• **Work to do**
Please say how many lines of the listing hold "Solar", with no other words in the answer.

• **Data for processing**
---

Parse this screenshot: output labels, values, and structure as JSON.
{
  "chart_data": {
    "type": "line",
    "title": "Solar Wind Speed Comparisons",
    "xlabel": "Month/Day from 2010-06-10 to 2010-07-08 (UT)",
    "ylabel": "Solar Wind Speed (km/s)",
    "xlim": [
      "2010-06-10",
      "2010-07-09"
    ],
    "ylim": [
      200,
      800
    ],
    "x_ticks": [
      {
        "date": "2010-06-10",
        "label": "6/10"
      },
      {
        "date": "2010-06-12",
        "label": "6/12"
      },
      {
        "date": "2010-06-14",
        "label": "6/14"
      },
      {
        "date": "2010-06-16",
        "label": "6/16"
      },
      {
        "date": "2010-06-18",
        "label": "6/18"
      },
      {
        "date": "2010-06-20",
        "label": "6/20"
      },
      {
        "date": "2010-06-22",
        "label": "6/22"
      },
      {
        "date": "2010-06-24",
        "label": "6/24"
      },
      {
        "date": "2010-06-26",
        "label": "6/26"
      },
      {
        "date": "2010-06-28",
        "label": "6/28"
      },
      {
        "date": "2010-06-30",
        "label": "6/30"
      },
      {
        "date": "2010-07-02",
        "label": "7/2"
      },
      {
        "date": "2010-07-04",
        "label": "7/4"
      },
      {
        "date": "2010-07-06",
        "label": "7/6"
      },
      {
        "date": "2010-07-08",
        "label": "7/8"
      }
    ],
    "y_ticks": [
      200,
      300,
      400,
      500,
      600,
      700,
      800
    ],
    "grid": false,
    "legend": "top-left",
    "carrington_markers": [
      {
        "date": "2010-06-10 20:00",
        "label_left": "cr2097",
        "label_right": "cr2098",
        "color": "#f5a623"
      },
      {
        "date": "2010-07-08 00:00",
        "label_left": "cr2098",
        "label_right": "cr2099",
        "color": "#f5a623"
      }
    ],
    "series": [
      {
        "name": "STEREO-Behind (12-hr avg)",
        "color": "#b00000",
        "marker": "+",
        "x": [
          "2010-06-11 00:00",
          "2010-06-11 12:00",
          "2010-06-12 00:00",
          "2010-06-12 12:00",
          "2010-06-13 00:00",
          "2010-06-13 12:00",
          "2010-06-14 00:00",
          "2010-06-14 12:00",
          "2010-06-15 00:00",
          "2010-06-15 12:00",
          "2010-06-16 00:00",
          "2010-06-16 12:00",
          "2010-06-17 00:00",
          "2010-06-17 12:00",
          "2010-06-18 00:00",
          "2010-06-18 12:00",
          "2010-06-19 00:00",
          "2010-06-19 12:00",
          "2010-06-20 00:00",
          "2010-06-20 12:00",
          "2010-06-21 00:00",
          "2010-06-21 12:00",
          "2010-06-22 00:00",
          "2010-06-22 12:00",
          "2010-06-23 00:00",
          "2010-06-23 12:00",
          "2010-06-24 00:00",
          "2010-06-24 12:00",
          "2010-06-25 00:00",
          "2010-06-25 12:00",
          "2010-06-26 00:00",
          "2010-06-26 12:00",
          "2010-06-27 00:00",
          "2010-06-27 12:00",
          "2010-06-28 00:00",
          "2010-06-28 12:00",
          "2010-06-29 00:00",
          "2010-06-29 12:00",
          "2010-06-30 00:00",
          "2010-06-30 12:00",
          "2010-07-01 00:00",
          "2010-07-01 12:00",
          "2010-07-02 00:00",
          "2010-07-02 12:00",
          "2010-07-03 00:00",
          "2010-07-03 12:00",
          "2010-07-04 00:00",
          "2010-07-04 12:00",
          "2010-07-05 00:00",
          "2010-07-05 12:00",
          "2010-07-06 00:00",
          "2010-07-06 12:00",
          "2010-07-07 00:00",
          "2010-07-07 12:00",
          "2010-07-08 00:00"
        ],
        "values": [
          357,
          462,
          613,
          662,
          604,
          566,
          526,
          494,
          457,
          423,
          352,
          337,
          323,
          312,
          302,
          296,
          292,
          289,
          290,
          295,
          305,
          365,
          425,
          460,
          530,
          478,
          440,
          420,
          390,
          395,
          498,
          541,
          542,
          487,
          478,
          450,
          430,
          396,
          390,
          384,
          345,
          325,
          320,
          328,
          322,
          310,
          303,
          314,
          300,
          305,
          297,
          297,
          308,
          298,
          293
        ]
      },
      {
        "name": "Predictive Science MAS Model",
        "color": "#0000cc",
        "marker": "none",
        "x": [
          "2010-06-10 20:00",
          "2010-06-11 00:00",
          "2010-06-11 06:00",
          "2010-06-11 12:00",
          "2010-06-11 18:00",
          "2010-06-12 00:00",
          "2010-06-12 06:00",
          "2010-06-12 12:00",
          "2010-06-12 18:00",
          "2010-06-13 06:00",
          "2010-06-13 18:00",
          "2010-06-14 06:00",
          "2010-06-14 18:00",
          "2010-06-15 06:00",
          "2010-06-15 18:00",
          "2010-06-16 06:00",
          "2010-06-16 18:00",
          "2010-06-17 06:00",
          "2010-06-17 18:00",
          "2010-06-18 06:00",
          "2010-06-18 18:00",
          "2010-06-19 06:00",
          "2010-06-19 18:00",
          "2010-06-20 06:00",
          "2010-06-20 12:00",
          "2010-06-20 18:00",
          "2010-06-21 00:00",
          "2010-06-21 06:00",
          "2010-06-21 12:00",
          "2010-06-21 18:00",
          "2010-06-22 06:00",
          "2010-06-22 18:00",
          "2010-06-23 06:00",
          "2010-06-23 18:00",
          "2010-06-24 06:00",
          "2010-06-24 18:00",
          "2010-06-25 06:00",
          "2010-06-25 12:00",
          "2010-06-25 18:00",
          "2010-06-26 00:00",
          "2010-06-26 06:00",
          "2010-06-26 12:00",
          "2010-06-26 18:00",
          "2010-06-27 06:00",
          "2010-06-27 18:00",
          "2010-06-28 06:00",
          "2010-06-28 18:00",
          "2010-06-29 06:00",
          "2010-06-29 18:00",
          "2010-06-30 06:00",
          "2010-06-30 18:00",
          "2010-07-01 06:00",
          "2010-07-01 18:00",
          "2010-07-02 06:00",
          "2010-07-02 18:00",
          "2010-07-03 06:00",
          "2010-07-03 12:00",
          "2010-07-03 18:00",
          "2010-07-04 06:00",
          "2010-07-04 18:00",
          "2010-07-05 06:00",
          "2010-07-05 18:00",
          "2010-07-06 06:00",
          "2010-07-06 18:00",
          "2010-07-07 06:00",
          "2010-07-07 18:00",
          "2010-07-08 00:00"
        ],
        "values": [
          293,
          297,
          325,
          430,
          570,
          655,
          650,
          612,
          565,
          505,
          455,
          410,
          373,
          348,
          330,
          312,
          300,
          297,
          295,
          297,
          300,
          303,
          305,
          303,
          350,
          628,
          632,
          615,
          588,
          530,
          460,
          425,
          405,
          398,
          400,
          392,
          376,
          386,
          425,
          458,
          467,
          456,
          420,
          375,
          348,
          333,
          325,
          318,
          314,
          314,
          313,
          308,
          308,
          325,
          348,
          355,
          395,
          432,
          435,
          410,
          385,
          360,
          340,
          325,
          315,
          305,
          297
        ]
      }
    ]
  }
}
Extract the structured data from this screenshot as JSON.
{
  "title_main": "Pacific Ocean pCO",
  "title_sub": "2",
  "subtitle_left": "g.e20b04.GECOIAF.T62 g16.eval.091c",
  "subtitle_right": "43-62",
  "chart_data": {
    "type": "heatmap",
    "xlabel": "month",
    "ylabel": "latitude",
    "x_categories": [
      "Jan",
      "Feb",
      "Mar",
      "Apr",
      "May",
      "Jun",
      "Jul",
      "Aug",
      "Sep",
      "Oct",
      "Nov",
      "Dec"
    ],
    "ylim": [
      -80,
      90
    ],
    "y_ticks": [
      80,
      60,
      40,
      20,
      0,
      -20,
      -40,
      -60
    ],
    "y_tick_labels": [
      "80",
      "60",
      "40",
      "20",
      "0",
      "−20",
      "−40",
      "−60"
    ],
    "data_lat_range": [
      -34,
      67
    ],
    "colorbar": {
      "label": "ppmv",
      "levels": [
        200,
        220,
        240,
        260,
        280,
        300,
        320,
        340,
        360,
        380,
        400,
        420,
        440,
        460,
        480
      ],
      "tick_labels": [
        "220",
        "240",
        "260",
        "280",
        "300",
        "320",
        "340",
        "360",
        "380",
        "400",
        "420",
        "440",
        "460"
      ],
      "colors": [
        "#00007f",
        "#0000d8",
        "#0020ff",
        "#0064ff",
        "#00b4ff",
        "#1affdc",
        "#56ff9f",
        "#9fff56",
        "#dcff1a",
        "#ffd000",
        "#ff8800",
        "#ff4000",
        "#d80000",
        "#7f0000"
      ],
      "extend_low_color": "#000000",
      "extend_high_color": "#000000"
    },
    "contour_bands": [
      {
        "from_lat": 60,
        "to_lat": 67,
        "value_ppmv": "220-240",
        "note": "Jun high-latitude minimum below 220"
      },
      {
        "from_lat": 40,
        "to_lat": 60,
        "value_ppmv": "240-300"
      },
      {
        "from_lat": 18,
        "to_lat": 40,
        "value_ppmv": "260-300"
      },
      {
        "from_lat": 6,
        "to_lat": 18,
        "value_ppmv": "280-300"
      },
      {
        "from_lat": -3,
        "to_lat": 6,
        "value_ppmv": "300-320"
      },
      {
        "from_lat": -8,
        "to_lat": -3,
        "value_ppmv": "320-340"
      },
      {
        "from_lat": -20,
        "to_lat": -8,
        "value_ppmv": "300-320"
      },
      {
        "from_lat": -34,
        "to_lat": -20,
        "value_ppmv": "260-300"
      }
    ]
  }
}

---

• **Task result**
2